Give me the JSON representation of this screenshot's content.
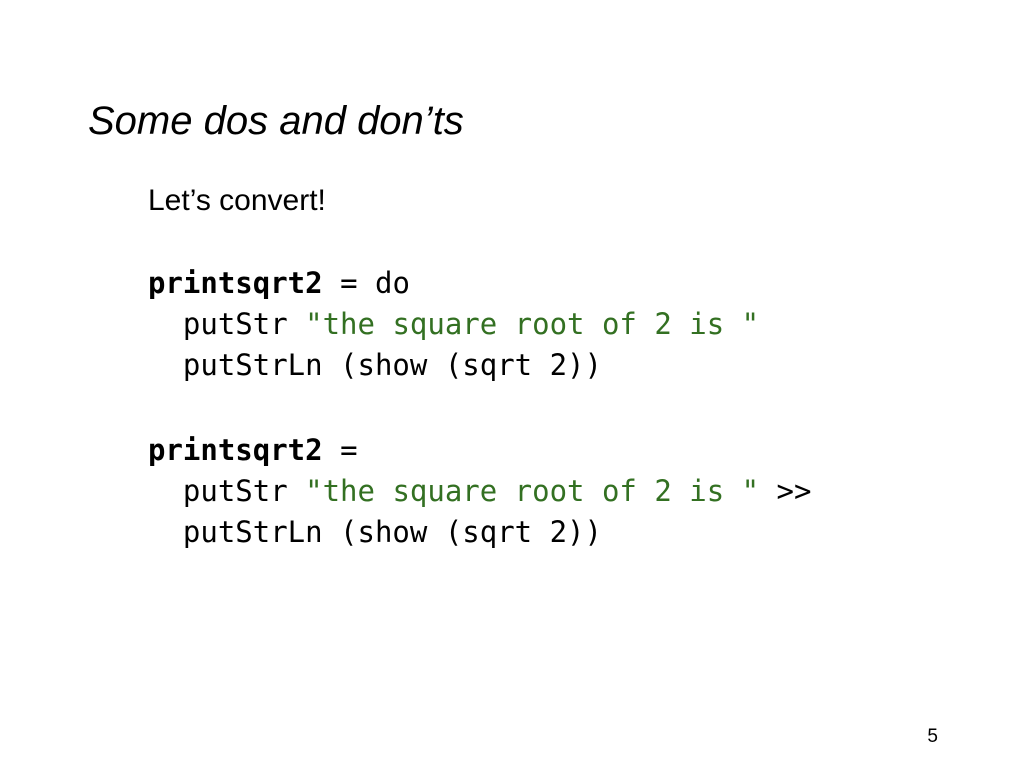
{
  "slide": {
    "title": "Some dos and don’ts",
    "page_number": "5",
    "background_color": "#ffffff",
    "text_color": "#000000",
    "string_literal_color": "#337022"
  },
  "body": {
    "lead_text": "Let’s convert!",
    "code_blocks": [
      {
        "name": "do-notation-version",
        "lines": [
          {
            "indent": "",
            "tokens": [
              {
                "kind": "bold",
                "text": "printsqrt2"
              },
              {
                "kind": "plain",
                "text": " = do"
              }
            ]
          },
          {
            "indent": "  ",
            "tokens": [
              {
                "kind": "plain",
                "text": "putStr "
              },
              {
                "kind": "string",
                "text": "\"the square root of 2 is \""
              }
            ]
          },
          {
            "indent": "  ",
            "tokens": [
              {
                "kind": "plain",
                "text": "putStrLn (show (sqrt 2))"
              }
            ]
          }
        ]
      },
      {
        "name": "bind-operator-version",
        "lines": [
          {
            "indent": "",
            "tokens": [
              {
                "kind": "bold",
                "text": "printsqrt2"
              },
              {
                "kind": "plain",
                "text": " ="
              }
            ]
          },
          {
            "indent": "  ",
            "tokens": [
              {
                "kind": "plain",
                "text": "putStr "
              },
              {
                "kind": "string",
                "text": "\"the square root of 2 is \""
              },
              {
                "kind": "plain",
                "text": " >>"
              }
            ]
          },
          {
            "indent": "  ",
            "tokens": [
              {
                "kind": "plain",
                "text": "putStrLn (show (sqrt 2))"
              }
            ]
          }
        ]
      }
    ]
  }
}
==
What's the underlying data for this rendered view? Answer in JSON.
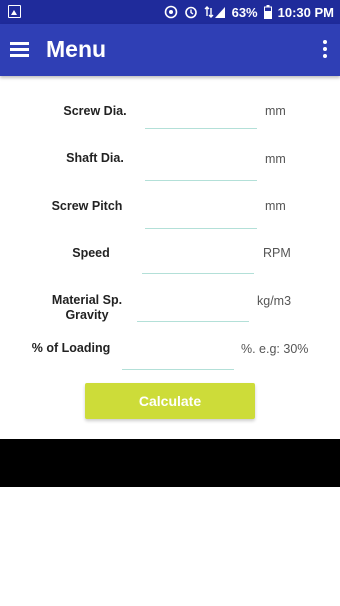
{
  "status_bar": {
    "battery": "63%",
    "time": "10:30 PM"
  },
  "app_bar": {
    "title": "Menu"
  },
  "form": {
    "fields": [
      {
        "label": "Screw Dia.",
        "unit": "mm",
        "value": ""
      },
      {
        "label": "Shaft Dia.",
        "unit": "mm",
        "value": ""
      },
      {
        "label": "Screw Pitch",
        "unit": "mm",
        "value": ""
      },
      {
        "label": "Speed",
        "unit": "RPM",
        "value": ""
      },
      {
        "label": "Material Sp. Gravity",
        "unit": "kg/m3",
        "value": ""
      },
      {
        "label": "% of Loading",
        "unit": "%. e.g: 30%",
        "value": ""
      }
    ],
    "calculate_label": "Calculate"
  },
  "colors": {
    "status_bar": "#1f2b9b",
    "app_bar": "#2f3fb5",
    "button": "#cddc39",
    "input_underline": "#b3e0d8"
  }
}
...
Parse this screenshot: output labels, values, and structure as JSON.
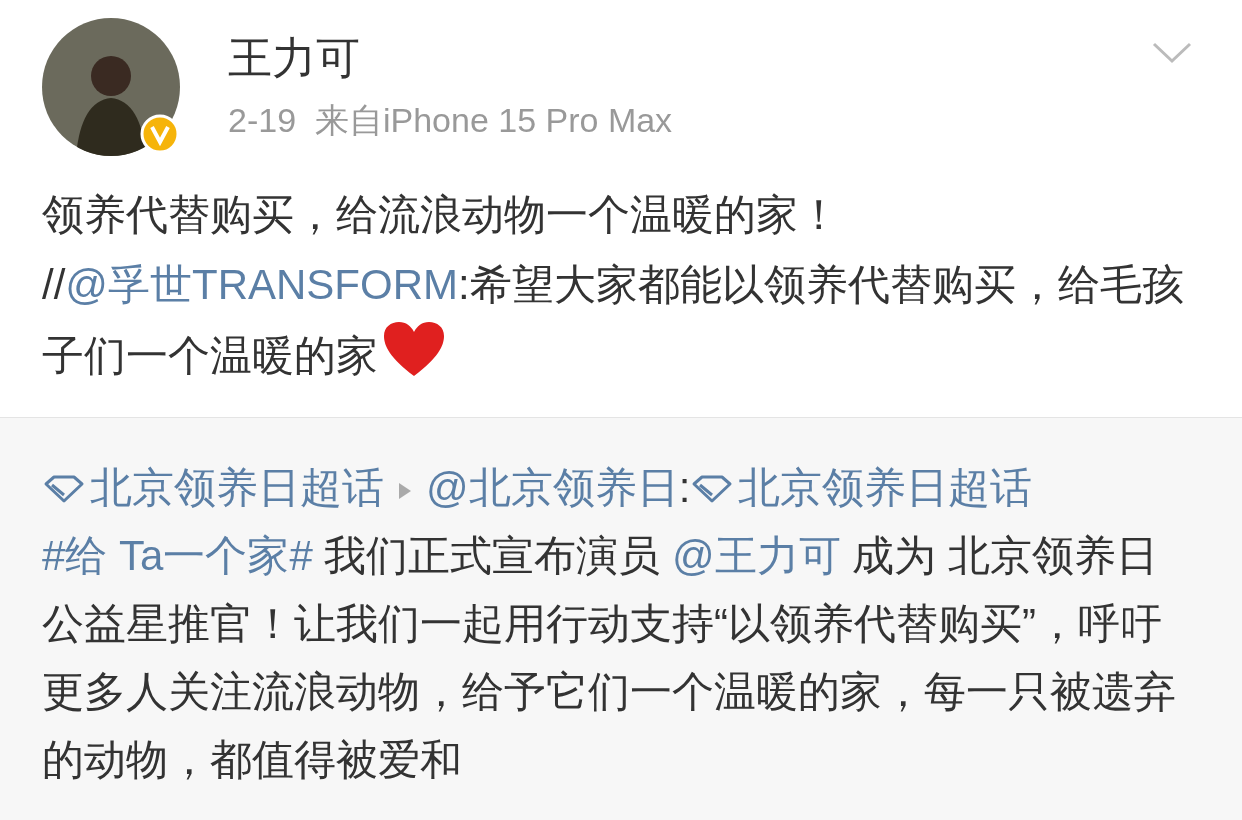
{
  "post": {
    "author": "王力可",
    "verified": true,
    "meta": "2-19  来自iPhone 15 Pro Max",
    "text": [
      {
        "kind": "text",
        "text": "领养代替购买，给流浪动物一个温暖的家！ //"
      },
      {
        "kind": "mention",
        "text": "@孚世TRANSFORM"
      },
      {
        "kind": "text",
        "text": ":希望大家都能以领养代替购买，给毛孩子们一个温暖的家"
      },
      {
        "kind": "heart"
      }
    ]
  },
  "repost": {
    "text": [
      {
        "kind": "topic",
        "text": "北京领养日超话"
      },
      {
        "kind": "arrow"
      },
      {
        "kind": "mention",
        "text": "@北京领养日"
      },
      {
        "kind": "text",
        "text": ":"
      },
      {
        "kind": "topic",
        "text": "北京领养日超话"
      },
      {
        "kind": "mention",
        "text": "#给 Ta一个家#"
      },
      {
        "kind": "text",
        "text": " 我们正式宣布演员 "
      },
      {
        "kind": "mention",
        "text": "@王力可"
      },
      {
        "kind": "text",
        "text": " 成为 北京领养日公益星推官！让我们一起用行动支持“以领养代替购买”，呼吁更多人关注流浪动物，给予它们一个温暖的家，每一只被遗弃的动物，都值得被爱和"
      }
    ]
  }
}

◆ Task instructions:
Report the number of lines above containing the word "name", with no other text.

◆ Response to this task:
2